* _Instruction_: Of the lines below, how many hold the string "Delivery"? Give only the number.

# Start of Provided data

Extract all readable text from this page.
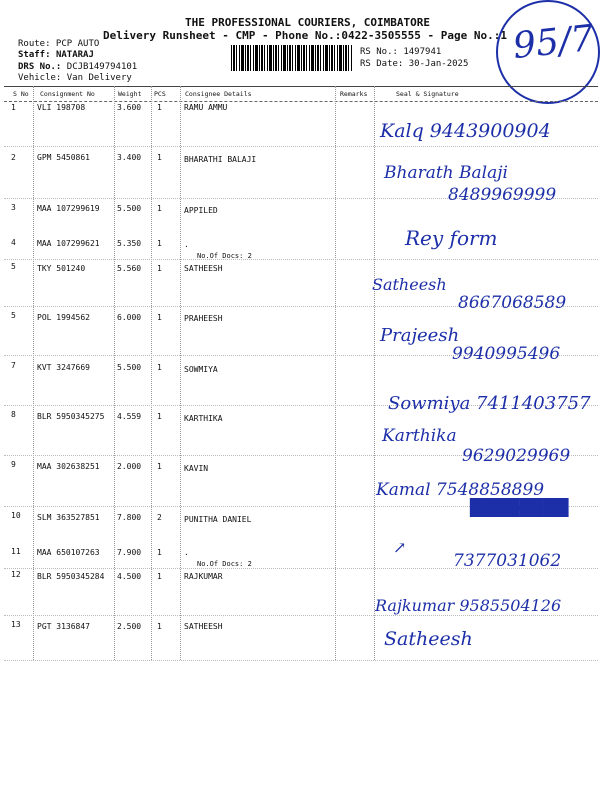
THE PROFESSIONAL COURIERS, COIMBATORE
Delivery Runsheet - CMP - Phone No.:0422-3505555 - Page No.:1
Route: PCP AUTO
Staff: NATARAJ
DRS No.: DCJB149794101
Vehicle: Van Delivery
RS No.: 1497941
RS Date: 30-Jan-2025 95/7
S No Consignment No	Weight PCS	Consignee Details	Remarks	Seal & Signature
1	VLI 198708	3.600 1	RAMU AMMU
2	GPM 5450861	3.400 1	BHARATHI BALAJI
3	MAA 107299619 5.500 1	APPILED
4	MAA 107299621 5.350 1	.
No.Of Docs: 2
5	TKY 501240	5.560 1	SATHEESH
5	POL 1994562	6.000 1	PRAHEESH
7	KVT 3247669	5.500 1	SOWMIYA
8	BLR 5950345275 4.559 1	KARTHIKA
9	MAA 302638251 2.000 1	KAVIN
10 SLM 363527851 7.800 2	PUNITHA DANIEL
11 MAA 650107263 7.900 1	.
No.Of Docs: 2
12 BLR 5950345284 4.500 1	RAJKUMAR
13 PGT 3136847	2.500 1	SATHEESH
Kalq 9443900904
Bharath Balaji
8489969999
Rey form
Satheesh
8667068589
Prajeesh
9940995496
Sowmiya 7411403757
Karthika
9629029969
Kamal 7548858899
████████
7377031062
↗
Rajkumar 9585504126
Satheesh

# End of Provided data

* _Problem solution_: 2